=== INSTRUCTIONS FOR THE TASK ===
Take the line that has "Give me a plain-text" in it and every line after it to the end of the entries, and reproduce them exactly.

⟨

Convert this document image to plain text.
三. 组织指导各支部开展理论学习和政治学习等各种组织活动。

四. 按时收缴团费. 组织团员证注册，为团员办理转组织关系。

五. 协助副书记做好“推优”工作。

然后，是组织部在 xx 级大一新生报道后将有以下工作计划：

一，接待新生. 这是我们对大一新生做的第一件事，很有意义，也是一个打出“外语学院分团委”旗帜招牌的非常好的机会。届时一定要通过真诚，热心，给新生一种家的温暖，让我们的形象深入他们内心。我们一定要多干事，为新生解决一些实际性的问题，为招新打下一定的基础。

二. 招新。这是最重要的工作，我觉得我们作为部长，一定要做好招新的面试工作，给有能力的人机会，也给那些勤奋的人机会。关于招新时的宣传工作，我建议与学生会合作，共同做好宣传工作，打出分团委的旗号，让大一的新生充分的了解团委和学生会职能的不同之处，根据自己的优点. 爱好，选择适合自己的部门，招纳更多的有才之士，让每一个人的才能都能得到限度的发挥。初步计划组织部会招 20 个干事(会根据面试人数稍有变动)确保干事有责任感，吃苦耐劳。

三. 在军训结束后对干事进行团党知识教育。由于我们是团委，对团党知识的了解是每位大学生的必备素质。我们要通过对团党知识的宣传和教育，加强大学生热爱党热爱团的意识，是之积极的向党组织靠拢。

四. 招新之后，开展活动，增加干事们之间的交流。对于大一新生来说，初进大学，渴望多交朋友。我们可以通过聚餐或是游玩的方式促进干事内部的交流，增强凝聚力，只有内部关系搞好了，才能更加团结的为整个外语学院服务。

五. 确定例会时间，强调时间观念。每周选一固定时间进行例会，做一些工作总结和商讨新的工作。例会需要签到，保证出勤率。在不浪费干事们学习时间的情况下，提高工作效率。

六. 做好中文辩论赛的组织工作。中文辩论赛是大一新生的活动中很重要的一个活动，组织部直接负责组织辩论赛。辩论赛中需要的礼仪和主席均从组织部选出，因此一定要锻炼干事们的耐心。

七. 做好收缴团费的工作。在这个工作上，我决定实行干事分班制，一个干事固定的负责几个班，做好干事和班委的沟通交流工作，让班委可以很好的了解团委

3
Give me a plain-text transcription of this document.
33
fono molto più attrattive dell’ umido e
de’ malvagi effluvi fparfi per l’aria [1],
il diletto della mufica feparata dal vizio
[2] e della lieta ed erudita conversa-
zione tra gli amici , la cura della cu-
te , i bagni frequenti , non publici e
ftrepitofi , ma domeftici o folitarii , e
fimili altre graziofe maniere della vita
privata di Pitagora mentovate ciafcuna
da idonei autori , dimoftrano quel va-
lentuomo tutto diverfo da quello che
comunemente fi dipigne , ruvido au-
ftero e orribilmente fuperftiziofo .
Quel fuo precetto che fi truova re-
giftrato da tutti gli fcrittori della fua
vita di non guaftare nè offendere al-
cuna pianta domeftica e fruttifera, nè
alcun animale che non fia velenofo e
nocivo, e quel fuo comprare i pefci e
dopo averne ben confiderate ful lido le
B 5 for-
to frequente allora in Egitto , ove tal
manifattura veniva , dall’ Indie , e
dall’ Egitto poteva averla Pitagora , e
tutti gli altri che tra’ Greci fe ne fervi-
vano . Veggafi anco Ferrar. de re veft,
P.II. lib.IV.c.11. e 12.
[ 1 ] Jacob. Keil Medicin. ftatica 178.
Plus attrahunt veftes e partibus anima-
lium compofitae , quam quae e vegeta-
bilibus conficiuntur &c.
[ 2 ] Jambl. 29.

⟩

=== SOLVED PROBLEM ===
Give me a plain-text transcription of this document.
33
fono molto più attrattive dell’ umido e
de’ malvagi effluvi fparfi per l’aria [1],
il diletto della mufica feparata dal vizio
[2] e della lieta ed erudita conversa-
zione tra gli amici , la cura della cu-
te , i bagni frequenti , non publici e
ftrepitofi , ma domeftici o folitarii , e
fimili altre graziofe maniere della vita
privata di Pitagora mentovate ciafcuna
da idonei autori , dimoftrano quel va-
lentuomo tutto diverfo da quello che
comunemente fi dipigne , ruvido au-
ftero e orribilmente fuperftiziofo .
Quel fuo precetto che fi truova re-
giftrato da tutti gli fcrittori della fua
vita di non guaftare nè offendere al-
cuna pianta domeftica e fruttifera, nè
alcun animale che non fia velenofo e
nocivo, e quel fuo comprare i pefci e
dopo averne ben confiderate ful lido le
B 5 for-
to frequente allora in Egitto , ove tal
manifattura veniva , dall’ Indie , e
dall’ Egitto poteva averla Pitagora , e
tutti gli altri che tra’ Greci fe ne fervi-
vano . Veggafi anco Ferrar. de re veft,
P.II. lib.IV.c.11. e 12.
[ 1 ] Jacob. Keil Medicin. ftatica 178.
Plus attrahunt veftes e partibus anima-
lium compofitae , quam quae e vegeta-
bilibus conficiuntur &c.
[ 2 ] Jambl. 29.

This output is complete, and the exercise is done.